Exercise requirements = Search the records for the word "Growth" and report each line that has it.

==== Data for processing ====

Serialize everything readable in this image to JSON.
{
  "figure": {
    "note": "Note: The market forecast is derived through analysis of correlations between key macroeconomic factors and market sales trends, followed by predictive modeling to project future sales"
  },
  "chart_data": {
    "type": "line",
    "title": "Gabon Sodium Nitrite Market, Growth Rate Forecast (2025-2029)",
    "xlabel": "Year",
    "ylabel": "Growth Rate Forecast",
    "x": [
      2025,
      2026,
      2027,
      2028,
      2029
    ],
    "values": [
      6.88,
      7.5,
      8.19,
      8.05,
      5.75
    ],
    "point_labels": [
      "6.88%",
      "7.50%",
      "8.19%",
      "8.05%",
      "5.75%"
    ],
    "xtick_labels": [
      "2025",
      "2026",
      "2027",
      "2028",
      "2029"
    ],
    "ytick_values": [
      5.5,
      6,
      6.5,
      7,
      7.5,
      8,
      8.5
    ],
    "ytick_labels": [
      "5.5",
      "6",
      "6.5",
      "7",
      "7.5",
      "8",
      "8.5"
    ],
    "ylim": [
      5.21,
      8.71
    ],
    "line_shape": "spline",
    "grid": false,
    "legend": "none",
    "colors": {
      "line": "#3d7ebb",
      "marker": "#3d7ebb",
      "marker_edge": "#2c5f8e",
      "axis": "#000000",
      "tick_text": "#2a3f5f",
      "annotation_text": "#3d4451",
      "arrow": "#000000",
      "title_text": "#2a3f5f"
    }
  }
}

====
==== Data for processing ====

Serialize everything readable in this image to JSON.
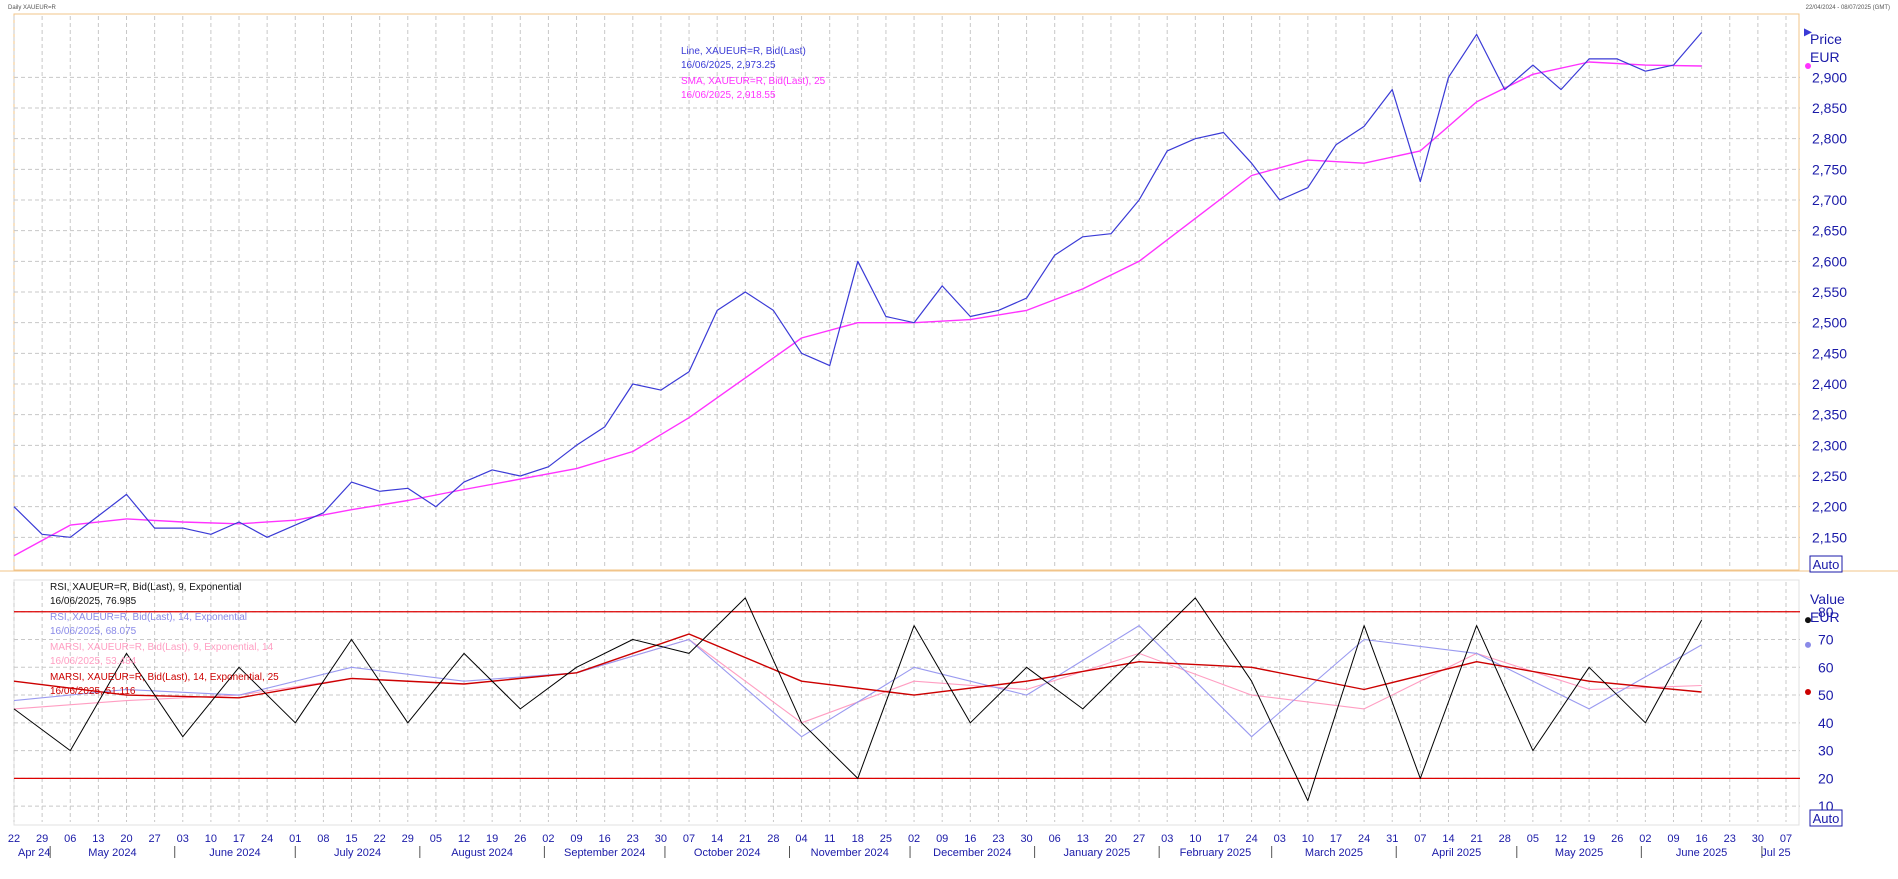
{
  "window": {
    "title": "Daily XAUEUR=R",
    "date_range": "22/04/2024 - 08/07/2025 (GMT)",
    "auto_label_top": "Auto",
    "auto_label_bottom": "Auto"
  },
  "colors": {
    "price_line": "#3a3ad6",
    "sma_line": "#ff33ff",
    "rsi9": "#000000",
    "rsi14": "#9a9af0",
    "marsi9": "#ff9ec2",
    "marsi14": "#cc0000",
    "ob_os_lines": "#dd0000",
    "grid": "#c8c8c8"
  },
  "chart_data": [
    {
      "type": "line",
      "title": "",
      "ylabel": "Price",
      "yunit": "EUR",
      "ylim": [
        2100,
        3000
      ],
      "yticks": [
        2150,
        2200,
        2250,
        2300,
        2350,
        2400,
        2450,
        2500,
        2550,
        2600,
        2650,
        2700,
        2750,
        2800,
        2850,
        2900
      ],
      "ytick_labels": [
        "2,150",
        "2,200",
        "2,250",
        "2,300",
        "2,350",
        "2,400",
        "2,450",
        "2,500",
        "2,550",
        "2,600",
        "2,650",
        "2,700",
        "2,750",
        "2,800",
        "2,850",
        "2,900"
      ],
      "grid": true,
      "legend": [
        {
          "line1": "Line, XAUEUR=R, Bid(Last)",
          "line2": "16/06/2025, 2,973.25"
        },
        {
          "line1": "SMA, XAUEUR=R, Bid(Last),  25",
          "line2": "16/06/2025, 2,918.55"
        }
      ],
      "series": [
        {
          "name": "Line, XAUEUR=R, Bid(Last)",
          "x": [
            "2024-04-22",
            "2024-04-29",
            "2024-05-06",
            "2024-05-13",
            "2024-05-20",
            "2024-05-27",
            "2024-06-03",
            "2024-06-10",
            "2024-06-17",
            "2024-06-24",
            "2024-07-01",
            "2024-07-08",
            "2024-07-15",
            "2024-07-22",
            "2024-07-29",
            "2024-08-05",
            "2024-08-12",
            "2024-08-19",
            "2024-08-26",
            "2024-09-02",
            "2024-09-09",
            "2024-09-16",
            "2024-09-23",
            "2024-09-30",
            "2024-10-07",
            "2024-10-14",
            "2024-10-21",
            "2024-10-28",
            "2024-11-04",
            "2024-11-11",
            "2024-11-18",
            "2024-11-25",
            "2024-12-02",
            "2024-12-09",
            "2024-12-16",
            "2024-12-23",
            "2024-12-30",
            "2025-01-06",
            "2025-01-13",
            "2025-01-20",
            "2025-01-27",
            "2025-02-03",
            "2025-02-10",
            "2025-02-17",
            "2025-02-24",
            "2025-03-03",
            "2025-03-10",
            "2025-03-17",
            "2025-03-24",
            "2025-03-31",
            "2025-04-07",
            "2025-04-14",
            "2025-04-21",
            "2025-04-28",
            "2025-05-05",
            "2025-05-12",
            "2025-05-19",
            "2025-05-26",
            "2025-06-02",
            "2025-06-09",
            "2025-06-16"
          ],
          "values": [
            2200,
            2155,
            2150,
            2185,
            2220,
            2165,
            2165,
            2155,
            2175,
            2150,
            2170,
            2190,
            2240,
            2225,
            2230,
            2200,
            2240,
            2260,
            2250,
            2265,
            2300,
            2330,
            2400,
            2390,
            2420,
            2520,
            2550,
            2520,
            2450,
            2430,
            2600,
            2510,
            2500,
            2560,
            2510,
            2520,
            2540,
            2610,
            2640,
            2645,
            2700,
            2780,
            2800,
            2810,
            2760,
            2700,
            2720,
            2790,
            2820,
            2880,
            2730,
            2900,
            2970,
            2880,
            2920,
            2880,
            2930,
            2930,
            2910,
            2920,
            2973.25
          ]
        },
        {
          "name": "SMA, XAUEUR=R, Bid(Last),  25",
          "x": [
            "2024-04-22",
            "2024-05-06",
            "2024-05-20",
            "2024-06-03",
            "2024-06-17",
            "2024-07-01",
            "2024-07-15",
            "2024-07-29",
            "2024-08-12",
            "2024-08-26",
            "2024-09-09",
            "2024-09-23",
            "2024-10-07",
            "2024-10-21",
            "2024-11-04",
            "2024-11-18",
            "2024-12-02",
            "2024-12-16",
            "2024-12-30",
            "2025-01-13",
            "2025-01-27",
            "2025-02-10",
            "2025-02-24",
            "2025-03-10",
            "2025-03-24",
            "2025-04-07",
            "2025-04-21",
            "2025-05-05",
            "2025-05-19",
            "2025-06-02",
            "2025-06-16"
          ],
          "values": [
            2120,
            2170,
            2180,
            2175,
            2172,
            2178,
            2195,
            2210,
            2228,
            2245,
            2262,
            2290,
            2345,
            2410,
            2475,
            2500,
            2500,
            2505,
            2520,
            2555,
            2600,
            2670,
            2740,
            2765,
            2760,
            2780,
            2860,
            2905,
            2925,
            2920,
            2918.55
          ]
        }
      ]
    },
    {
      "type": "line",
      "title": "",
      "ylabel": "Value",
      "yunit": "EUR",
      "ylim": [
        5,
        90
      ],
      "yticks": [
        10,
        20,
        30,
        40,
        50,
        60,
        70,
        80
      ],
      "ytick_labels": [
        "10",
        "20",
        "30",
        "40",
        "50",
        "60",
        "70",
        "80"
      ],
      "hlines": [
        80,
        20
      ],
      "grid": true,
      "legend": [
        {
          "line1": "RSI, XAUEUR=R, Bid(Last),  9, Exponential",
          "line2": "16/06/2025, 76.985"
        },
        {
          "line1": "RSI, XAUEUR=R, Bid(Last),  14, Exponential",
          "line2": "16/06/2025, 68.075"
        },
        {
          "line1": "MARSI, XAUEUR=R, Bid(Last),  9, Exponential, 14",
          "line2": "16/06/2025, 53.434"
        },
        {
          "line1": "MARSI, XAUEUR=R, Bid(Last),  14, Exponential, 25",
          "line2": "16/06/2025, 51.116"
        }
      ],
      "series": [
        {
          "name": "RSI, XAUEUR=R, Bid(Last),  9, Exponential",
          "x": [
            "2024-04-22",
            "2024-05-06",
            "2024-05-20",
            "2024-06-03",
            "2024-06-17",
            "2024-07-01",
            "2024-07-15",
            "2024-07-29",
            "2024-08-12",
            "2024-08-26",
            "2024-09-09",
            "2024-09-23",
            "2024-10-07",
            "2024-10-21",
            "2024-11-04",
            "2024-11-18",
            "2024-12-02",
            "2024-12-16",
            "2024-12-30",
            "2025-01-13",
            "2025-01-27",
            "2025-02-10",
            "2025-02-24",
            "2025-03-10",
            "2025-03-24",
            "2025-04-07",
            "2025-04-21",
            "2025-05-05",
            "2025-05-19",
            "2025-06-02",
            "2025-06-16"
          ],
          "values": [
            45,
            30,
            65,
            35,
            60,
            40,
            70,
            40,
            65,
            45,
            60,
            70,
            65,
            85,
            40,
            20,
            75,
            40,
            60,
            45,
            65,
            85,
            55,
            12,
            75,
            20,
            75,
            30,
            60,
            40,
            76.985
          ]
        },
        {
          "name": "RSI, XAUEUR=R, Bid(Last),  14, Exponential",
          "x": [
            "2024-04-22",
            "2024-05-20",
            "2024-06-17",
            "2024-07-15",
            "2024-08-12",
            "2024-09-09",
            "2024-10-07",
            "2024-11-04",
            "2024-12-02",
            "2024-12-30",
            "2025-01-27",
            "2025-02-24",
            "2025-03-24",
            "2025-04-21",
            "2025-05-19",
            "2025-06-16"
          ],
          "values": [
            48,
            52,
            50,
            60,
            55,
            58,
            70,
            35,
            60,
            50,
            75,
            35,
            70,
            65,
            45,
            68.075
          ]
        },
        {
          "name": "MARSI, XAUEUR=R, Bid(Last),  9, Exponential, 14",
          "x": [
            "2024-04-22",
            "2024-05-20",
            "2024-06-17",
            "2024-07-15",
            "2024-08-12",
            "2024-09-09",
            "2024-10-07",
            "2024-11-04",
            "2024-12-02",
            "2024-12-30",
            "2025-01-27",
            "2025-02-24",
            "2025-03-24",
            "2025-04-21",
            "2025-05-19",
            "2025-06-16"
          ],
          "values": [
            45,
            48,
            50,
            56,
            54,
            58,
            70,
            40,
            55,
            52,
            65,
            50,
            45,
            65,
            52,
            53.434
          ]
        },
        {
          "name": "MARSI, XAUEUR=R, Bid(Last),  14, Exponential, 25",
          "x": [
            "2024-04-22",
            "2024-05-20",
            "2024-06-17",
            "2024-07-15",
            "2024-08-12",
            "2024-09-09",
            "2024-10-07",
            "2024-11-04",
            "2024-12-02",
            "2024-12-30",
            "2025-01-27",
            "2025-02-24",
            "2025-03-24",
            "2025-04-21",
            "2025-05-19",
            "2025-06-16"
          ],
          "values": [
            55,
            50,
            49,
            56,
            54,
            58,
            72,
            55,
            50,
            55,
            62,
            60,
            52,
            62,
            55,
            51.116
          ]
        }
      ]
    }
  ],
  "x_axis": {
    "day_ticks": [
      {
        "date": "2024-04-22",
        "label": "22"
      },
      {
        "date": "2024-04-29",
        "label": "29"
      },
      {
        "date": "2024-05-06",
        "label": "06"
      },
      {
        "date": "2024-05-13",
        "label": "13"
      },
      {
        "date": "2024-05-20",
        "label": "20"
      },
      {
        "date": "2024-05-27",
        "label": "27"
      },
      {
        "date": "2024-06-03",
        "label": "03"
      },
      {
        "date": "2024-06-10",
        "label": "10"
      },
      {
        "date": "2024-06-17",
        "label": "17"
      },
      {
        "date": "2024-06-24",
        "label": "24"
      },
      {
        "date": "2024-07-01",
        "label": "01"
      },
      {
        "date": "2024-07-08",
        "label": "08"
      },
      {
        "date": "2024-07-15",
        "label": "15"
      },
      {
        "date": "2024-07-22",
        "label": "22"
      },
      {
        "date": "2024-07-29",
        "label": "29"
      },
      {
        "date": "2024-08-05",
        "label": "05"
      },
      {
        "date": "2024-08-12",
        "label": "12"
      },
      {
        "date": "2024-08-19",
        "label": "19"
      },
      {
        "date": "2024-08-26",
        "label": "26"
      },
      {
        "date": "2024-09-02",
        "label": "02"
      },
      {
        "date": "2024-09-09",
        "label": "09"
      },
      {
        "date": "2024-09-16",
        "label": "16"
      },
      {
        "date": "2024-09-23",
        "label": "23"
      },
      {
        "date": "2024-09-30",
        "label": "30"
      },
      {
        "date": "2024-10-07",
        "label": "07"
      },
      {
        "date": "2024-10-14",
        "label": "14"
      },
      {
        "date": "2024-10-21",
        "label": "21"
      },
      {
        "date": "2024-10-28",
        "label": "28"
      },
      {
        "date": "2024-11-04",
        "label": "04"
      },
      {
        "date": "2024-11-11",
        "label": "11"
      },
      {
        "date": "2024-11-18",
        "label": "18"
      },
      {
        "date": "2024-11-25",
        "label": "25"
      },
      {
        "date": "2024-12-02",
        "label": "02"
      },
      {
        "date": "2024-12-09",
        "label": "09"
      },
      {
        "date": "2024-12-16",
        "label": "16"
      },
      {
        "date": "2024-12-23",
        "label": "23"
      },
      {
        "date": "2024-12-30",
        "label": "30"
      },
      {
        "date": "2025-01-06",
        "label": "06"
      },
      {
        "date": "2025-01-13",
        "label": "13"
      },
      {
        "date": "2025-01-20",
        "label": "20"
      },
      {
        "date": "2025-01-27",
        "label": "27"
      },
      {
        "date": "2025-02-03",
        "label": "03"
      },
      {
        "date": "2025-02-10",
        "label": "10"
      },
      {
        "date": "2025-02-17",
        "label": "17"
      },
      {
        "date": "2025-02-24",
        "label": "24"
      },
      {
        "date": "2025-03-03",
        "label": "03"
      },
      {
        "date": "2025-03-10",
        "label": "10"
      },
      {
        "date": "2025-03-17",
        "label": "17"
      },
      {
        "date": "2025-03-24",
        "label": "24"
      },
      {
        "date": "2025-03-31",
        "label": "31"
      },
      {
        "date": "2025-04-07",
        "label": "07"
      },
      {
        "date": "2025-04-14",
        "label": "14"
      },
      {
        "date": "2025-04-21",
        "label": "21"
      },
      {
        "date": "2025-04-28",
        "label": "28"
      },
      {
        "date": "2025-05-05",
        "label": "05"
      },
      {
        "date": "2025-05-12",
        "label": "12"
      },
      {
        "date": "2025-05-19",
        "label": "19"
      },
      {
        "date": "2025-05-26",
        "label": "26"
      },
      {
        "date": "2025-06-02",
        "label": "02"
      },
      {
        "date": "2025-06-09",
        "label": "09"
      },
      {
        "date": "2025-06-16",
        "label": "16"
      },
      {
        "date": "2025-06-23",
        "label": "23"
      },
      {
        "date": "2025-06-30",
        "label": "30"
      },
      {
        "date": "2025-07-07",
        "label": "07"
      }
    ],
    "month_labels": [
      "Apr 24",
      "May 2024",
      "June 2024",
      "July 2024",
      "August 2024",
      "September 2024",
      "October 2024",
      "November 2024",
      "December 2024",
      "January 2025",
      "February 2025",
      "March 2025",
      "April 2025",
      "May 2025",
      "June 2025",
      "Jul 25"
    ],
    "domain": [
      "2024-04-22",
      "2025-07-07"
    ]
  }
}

====
==== Data for processing ====

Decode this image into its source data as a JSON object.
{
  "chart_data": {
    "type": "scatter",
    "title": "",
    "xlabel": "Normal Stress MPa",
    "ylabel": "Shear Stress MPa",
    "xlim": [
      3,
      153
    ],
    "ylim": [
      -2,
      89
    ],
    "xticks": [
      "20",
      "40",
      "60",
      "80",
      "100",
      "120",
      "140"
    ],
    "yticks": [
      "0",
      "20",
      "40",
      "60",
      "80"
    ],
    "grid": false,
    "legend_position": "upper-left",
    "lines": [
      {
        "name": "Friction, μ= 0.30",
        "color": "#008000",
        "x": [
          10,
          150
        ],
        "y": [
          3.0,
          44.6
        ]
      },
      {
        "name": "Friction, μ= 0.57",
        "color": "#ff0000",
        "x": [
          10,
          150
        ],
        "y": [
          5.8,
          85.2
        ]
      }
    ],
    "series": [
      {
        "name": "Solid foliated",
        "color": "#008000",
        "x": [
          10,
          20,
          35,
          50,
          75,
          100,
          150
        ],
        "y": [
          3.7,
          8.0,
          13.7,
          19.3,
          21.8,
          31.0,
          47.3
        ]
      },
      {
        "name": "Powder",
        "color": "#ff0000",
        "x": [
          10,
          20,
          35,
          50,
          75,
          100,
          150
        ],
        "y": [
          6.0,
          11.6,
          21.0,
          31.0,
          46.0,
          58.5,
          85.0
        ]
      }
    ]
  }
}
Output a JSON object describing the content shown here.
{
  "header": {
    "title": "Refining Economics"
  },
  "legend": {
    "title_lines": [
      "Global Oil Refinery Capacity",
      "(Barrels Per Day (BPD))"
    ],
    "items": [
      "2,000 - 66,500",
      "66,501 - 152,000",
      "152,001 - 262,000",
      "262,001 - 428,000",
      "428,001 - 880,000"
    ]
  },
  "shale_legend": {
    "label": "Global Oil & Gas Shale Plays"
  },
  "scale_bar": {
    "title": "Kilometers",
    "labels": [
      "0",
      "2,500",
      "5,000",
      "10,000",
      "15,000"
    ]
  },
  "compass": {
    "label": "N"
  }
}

====

The response =
    "title": "Gabon Sodium Nitrite Market, Growth Rate Forecast (2025-2029)",
    "ylabel": "Growth Rate Forecast",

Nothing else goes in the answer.